# WRITTEN REQUEST
Go through the records and copy each line where the word "Funding" occurs.

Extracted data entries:

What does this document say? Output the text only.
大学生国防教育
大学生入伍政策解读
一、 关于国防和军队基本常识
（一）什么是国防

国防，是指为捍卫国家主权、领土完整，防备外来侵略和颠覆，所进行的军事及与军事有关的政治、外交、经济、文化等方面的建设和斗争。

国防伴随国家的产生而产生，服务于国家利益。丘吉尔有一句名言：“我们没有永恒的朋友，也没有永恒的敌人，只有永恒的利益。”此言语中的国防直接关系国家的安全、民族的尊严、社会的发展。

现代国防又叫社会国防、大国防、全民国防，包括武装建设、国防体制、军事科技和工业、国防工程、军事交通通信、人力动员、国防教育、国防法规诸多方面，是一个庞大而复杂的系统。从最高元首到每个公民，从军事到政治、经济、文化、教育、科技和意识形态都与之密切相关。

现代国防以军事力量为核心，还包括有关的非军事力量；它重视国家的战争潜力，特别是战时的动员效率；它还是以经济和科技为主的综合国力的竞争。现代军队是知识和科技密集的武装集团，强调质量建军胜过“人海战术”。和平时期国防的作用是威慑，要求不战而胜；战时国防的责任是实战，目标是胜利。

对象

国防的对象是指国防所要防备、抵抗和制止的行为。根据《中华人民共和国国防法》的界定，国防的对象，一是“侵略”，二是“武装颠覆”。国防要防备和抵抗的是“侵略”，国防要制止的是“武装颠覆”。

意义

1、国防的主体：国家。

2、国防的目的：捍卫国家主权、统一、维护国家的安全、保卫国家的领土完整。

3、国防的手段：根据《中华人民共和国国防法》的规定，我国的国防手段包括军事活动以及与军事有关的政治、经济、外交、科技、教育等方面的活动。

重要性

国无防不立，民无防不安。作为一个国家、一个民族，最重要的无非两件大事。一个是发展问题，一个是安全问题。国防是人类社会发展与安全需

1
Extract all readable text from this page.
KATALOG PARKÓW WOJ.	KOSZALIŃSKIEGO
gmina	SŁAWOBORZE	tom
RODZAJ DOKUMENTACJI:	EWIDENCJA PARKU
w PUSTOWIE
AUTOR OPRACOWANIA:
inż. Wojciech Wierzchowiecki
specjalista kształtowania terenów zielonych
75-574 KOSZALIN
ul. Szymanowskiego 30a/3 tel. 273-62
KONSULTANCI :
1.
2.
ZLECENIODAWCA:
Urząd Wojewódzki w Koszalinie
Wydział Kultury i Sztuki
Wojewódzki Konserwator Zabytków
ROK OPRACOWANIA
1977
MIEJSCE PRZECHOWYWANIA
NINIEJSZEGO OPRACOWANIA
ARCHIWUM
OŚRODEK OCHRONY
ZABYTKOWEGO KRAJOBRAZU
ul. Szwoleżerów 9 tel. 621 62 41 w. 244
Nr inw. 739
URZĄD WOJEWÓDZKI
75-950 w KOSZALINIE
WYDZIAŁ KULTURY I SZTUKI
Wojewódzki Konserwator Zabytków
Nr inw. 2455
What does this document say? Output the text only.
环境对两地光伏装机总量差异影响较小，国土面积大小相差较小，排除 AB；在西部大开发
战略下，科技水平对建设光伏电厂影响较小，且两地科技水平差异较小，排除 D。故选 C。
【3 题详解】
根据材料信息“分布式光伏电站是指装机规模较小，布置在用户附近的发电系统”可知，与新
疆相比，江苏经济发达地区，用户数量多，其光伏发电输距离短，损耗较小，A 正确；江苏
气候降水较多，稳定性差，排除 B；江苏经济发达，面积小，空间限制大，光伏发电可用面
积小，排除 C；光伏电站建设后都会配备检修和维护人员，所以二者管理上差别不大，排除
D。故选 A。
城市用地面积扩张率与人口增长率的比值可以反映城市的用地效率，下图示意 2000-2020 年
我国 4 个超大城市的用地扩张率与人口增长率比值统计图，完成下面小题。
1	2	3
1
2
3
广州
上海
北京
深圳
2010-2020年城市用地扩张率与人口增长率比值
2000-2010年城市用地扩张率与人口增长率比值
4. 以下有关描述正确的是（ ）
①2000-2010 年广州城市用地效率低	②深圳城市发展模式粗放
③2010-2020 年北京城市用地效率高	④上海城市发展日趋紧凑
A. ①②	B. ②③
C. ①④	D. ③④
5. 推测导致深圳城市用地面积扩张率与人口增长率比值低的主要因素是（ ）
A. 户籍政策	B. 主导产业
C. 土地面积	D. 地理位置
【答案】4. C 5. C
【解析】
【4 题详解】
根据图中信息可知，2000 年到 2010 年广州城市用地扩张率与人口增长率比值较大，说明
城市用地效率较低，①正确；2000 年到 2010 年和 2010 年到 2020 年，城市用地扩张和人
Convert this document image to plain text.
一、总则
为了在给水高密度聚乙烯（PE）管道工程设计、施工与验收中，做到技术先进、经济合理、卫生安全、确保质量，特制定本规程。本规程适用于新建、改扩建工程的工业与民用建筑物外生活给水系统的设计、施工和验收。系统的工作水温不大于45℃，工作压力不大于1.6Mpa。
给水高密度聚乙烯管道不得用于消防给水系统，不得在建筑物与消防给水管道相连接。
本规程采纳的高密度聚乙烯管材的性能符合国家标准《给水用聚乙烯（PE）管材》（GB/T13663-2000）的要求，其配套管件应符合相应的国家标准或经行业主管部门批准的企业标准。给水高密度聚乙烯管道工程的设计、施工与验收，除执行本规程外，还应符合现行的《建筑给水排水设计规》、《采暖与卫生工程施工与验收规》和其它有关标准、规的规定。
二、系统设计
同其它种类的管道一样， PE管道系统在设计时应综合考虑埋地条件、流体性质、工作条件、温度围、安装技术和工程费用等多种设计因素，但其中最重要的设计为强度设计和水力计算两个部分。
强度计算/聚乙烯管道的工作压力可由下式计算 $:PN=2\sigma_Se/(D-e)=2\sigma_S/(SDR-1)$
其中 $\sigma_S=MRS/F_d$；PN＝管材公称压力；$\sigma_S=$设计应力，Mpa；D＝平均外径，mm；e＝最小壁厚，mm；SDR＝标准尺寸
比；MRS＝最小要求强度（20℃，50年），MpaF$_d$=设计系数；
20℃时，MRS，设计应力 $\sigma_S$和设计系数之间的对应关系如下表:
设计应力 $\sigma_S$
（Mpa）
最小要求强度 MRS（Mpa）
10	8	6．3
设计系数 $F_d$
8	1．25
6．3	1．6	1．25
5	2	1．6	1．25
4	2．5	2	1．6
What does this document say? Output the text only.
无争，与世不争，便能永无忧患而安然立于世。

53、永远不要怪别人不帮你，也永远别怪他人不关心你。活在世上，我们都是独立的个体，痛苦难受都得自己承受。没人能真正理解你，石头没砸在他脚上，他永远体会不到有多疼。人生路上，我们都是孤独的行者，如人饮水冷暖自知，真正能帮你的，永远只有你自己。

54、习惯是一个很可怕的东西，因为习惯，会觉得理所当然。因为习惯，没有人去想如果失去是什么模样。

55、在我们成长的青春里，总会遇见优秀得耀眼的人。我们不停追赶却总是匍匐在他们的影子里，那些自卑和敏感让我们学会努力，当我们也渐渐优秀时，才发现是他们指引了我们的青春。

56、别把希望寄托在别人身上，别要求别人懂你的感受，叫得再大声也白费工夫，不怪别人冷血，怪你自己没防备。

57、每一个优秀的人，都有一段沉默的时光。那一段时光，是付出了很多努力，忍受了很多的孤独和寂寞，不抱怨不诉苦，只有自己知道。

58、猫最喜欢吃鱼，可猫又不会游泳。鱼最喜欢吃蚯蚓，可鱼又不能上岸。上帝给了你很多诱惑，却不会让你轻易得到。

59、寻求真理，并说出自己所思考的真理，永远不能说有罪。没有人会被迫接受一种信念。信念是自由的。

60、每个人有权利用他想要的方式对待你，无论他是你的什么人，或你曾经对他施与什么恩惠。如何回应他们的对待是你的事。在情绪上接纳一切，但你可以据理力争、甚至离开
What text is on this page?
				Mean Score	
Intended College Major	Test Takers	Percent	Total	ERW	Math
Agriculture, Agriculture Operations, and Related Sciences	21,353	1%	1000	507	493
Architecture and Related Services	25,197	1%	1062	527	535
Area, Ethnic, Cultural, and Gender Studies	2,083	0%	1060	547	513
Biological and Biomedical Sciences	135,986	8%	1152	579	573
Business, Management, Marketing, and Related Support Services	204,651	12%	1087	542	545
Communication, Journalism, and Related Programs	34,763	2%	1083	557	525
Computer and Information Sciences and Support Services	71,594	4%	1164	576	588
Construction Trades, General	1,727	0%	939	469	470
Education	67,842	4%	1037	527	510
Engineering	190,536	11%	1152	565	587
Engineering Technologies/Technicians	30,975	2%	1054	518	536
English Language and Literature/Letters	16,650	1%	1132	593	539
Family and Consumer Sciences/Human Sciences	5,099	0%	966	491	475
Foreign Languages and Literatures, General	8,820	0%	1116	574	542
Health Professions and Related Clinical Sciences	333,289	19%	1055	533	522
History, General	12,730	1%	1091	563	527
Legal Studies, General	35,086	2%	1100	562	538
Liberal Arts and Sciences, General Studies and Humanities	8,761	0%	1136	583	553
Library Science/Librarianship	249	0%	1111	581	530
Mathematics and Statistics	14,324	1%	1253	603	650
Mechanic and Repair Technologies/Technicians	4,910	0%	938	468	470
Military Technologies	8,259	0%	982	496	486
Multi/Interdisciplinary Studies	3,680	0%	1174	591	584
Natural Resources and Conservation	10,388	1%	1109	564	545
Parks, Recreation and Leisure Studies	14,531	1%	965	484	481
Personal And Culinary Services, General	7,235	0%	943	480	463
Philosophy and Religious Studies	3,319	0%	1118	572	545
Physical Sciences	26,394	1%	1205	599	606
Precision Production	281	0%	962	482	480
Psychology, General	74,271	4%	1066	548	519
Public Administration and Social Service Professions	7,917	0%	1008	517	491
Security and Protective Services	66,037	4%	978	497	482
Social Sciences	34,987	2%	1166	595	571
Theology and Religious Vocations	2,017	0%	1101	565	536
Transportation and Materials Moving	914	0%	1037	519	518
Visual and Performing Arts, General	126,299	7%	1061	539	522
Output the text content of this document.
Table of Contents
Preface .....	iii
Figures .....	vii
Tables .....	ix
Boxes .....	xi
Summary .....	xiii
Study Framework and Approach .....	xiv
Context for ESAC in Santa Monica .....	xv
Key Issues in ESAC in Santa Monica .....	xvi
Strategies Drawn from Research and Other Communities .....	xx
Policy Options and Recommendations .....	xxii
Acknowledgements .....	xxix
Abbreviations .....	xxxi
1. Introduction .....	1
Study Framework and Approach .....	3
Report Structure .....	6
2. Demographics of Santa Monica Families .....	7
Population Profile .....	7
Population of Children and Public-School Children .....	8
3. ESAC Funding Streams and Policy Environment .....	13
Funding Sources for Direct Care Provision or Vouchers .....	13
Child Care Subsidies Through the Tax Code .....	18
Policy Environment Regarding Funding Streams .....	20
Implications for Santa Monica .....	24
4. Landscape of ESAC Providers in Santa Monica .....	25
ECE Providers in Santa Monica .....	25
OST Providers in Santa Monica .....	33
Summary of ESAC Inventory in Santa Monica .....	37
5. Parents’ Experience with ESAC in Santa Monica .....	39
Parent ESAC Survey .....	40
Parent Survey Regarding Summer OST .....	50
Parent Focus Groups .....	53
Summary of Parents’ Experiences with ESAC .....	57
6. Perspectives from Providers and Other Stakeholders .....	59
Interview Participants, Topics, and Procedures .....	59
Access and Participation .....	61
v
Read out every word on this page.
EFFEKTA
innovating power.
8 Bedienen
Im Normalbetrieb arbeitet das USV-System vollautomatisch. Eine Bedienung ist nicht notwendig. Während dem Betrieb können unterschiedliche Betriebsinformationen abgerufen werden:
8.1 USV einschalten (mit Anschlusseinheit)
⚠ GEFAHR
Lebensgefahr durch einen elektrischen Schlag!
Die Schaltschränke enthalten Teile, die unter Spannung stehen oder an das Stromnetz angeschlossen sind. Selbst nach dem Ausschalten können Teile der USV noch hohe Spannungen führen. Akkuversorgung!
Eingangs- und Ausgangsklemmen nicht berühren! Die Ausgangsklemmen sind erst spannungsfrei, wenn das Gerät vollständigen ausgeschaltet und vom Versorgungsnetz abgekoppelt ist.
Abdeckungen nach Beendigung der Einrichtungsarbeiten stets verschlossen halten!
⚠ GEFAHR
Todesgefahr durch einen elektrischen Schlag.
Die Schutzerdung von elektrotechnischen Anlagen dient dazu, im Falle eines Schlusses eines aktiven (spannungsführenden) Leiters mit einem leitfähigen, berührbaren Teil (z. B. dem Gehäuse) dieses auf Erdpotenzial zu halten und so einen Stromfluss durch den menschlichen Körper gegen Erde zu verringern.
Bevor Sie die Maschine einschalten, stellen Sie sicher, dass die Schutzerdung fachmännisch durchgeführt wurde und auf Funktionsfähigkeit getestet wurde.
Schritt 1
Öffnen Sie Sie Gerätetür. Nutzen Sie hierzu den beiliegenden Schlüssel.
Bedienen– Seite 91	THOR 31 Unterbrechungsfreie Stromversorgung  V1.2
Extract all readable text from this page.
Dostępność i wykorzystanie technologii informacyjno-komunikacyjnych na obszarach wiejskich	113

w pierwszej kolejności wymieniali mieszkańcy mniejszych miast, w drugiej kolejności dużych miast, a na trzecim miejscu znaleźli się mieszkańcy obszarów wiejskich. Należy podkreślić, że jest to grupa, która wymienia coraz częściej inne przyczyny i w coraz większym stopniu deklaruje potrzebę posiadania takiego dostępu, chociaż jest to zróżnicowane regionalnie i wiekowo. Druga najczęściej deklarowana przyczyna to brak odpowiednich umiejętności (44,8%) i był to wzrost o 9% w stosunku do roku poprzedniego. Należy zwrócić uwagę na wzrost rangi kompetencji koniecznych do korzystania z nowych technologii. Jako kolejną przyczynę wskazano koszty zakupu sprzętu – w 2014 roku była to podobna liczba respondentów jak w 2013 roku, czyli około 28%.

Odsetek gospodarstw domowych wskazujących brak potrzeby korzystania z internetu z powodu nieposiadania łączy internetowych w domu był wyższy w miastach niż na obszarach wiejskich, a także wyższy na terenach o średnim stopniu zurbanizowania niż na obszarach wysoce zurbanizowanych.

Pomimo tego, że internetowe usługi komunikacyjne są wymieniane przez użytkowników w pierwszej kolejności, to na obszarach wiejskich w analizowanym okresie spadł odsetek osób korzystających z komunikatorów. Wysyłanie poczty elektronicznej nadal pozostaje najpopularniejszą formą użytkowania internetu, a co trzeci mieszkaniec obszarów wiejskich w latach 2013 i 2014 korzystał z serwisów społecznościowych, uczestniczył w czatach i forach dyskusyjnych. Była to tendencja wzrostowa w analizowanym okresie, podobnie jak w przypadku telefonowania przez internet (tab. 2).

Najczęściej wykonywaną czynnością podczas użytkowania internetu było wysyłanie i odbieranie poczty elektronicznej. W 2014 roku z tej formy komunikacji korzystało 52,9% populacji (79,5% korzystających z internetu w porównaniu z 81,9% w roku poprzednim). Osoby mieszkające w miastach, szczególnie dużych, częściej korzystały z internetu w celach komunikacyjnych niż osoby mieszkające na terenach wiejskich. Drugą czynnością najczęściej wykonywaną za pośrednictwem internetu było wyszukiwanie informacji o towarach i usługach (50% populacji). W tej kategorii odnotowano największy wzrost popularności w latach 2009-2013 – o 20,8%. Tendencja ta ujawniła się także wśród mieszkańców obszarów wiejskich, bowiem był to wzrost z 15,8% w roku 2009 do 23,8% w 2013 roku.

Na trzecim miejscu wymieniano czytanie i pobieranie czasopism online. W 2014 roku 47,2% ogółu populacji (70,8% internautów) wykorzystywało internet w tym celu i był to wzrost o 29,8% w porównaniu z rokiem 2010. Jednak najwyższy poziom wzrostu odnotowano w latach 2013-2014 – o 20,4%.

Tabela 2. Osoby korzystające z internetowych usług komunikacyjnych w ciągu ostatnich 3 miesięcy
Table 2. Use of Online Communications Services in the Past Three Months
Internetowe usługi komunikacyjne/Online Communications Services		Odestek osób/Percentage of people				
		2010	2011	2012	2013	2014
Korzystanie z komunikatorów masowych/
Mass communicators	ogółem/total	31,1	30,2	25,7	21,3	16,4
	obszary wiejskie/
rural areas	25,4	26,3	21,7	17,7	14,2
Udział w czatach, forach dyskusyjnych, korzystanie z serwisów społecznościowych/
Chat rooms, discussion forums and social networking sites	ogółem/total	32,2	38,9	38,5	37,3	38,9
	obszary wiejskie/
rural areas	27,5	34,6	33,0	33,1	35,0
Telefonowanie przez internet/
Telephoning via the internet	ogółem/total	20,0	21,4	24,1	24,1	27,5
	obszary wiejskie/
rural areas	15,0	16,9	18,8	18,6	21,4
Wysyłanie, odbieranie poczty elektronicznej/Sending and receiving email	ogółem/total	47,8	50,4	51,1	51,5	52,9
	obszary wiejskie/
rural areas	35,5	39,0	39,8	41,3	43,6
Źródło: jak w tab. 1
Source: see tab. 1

# ANSWER TO THE PROBLEM
3. ESAC Funding Streams and Policy Environment .....	13
Funding Sources for Direct Care Provision or Vouchers .....	13
Policy Environment Regarding Funding Streams .....	20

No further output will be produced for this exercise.